_INSTRUCTION:_
Copy out the data below with "bounding box" swapped for "bbox" and everything else left as it is. Leave the pictures out of your copy.

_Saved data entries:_
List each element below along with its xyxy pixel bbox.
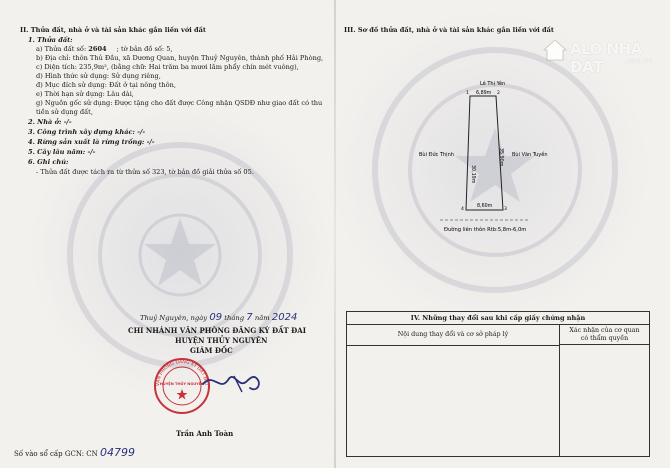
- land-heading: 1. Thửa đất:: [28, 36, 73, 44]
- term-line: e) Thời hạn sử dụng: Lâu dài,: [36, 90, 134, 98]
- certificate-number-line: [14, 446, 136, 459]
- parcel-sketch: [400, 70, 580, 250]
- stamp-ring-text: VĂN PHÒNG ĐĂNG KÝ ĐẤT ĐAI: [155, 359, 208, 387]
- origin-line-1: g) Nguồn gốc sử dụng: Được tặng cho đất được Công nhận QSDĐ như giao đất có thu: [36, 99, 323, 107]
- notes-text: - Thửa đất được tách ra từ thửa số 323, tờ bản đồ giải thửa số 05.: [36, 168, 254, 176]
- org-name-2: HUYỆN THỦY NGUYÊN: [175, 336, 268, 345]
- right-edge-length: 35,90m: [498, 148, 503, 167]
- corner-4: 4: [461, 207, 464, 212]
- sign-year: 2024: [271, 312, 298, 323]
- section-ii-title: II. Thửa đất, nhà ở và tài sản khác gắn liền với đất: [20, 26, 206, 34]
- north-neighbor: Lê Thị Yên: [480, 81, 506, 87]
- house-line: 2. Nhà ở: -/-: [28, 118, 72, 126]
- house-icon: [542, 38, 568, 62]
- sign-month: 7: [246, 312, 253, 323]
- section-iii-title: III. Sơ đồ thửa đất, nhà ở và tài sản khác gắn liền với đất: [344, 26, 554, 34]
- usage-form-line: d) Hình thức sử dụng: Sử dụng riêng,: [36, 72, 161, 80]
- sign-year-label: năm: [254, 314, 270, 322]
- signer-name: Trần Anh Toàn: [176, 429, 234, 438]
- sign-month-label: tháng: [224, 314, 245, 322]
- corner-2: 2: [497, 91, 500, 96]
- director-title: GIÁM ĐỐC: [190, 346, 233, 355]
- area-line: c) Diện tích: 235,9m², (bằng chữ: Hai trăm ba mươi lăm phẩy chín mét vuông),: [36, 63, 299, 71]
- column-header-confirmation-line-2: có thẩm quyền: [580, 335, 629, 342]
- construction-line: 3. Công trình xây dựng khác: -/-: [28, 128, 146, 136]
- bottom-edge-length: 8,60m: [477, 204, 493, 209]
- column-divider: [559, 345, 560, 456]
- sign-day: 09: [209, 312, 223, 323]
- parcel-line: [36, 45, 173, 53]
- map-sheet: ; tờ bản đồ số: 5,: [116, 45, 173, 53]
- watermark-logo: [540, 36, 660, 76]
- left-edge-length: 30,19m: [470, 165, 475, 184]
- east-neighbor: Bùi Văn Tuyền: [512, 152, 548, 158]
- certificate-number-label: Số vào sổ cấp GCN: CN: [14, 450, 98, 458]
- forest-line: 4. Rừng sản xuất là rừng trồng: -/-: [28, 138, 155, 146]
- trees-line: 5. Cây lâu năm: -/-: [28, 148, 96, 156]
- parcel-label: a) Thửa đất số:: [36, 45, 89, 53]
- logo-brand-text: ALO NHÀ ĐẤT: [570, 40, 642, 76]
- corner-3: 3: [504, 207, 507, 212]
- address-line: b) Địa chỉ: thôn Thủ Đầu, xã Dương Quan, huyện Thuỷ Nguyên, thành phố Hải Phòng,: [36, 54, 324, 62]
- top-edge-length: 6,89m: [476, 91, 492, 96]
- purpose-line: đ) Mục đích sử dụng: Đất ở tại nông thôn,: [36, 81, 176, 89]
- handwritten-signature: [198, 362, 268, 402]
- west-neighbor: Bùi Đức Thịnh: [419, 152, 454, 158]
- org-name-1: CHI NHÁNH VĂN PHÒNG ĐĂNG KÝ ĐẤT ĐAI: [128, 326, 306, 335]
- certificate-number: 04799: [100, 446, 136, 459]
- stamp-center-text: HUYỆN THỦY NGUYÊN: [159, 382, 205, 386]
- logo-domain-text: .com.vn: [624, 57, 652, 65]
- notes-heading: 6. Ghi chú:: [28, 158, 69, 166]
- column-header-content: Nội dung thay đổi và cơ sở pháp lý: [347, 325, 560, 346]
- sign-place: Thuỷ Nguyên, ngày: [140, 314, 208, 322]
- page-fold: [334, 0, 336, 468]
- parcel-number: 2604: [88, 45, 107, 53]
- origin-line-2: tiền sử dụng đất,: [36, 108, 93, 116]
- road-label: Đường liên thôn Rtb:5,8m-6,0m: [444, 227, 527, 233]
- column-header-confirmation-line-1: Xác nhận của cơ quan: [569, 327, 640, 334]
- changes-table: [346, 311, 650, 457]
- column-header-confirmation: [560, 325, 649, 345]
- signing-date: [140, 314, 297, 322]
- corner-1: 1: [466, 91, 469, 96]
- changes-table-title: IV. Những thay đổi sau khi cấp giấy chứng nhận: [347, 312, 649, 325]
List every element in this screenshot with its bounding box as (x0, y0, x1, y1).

_TASK ANSWER:_
List each element below along with its xyxy pixel bbox.
- land-heading: 1. Thửa đất:: [28, 36, 73, 44]
- term-line: e) Thời hạn sử dụng: Lâu dài,: [36, 90, 134, 98]
- certificate-number-line: [14, 446, 136, 459]
- parcel-sketch: [400, 70, 580, 250]
- stamp-ring-text: VĂN PHÒNG ĐĂNG KÝ ĐẤT ĐAI: [155, 359, 208, 387]
- origin-line-1: g) Nguồn gốc sử dụng: Được tặng cho đất được Công nhận QSDĐ như giao đất có thu: [36, 99, 323, 107]
- notes-text: - Thửa đất được tách ra từ thửa số 323, tờ bản đồ giải thửa số 05.: [36, 168, 254, 176]
- org-name-2: HUYỆN THỦY NGUYÊN: [175, 336, 268, 345]
- right-edge-length: 35,90m: [498, 148, 503, 167]
- corner-4: 4: [461, 207, 464, 212]
- sign-year: 2024: [271, 312, 298, 323]
- section-ii-title: II. Thửa đất, nhà ở và tài sản khác gắn liền với đất: [20, 26, 206, 34]
- north-neighbor: Lê Thị Yên: [480, 81, 506, 87]
- house-line: 2. Nhà ở: -/-: [28, 118, 72, 126]
- house-icon: [542, 38, 568, 62]
- sign-month: 7: [246, 312, 253, 323]
- section-iii-title: III. Sơ đồ thửa đất, nhà ở và tài sản khác gắn liền với đất: [344, 26, 554, 34]
- usage-form-line: d) Hình thức sử dụng: Sử dụng riêng,: [36, 72, 161, 80]
- sign-year-label: năm: [254, 314, 270, 322]
- signer-name: Trần Anh Toàn: [176, 429, 234, 438]
- sign-month-label: tháng: [224, 314, 245, 322]
- corner-2: 2: [497, 91, 500, 96]
- director-title: GIÁM ĐỐC: [190, 346, 233, 355]
- area-line: c) Diện tích: 235,9m², (bằng chữ: Hai trăm ba mươi lăm phẩy chín mét vuông),: [36, 63, 299, 71]
- column-header-confirmation-line-2: có thẩm quyền: [580, 335, 629, 342]
- construction-line: 3. Công trình xây dựng khác: -/-: [28, 128, 146, 136]
- bottom-edge-length: 8,60m: [477, 204, 493, 209]
- column-divider: [559, 345, 560, 456]
- sign-day: 09: [209, 312, 223, 323]
- parcel-line: [36, 45, 173, 53]
- map-sheet: ; tờ bản đồ số: 5,: [116, 45, 173, 53]
- watermark-logo: [540, 36, 660, 76]
- left-edge-length: 30,19m: [470, 165, 475, 184]
- east-neighbor: Bùi Văn Tuyền: [512, 152, 548, 158]
- certificate-number-label: Số vào sổ cấp GCN: CN: [14, 450, 98, 458]
- forest-line: 4. Rừng sản xuất là rừng trồng: -/-: [28, 138, 155, 146]
- trees-line: 5. Cây lâu năm: -/-: [28, 148, 96, 156]
- parcel-label: a) Thửa đất số:: [36, 45, 89, 53]
- logo-brand-text: ALO NHÀ ĐẤT: [570, 40, 642, 76]
- corner-3: 3: [504, 207, 507, 212]
- address-line: b) Địa chỉ: thôn Thủ Đầu, xã Dương Quan, huyện Thuỷ Nguyên, thành phố Hải Phòng,: [36, 54, 324, 62]
- top-edge-length: 6,89m: [476, 91, 492, 96]
- purpose-line: đ) Mục đích sử dụng: Đất ở tại nông thôn,: [36, 81, 176, 89]
- handwritten-signature: [198, 362, 268, 402]
- west-neighbor: Bùi Đức Thịnh: [419, 152, 454, 158]
- org-name-1: CHI NHÁNH VĂN PHÒNG ĐĂNG KÝ ĐẤT ĐAI: [128, 326, 306, 335]
- certificate-number: 04799: [100, 446, 136, 459]
- stamp-center-text: HUYỆN THỦY NGUYÊN: [159, 382, 205, 386]
- logo-domain-text: .com.vn: [624, 57, 652, 65]
- notes-heading: 6. Ghi chú:: [28, 158, 69, 166]
- column-header-content: Nội dung thay đổi và cơ sở pháp lý: [347, 325, 560, 346]
- sign-place: Thuỷ Nguyên, ngày: [140, 314, 208, 322]
- page-fold: [334, 0, 336, 468]
- parcel-number: 2604: [88, 45, 107, 53]
- origin-line-2: tiền sử dụng đất,: [36, 108, 93, 116]
- road-label: Đường liên thôn Rtb:5,8m-6,0m: [444, 227, 527, 233]
- column-header-confirmation-line-1: Xác nhận của cơ quan: [569, 327, 640, 334]
- changes-table: [346, 311, 650, 457]
- column-header-confirmation: [560, 325, 649, 345]
- signing-date: [140, 314, 297, 322]
- corner-1: 1: [466, 91, 469, 96]
- changes-table-title: IV. Những thay đổi sau khi cấp giấy chứng nhận: [347, 312, 649, 325]
List every element in this screenshot with its bbox as (x0, y0, x1, y1).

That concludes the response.